▶ **TASK DETAILS**: Gather all lines with "this" from the records.

▶ **MATERIAL FOR THE TASK**:
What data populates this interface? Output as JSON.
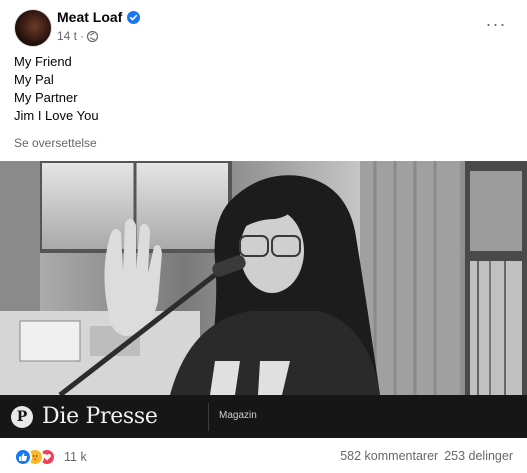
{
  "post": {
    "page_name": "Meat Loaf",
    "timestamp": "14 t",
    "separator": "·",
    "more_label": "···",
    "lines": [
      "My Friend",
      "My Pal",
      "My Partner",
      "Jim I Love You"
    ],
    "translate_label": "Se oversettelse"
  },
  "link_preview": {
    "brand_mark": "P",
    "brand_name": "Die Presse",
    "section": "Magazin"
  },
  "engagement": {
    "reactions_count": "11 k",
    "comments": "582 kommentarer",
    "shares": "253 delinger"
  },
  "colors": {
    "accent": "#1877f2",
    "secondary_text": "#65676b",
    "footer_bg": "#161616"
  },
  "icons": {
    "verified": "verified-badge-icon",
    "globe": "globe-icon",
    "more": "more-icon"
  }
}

* * *

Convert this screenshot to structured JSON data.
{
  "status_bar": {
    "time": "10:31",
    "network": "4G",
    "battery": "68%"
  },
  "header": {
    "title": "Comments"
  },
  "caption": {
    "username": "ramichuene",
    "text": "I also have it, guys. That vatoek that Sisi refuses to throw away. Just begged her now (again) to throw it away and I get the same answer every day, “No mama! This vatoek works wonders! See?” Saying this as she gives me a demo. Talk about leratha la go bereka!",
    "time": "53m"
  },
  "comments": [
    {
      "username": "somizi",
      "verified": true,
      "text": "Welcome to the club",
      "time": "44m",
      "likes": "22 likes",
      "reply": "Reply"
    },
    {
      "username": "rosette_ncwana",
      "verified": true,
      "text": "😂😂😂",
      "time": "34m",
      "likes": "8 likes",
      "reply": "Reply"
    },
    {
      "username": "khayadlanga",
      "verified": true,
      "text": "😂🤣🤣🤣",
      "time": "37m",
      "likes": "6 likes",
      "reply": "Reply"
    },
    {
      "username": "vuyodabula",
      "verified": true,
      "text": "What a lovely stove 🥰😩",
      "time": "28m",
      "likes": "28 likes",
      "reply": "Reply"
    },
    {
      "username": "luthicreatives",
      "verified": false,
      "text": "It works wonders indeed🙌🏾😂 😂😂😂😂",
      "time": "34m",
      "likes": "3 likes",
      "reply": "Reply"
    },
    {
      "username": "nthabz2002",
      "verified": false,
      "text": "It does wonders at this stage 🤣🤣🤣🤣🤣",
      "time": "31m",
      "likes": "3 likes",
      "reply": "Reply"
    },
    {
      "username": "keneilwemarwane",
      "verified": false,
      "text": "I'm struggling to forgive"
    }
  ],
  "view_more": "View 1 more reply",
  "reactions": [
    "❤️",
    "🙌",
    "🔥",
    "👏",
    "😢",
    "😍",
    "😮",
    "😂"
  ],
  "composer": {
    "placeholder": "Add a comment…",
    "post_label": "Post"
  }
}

▶ **WRITTEN SOLUTION**:
What data populates this interface? Output as JSON.
Convert this screenshot to structured JSON data.
    "text": "I also have it, guys. That vatoek that Sisi refuses to throw away. Just begged her now (again) to throw it away and I get the same answer every day, “No mama! This vatoek works wonders! See?” Saying this as she gives me a demo. Talk about leratha la go bereka!",
      "text": "It does wonders at this stage 🤣🤣🤣🤣🤣",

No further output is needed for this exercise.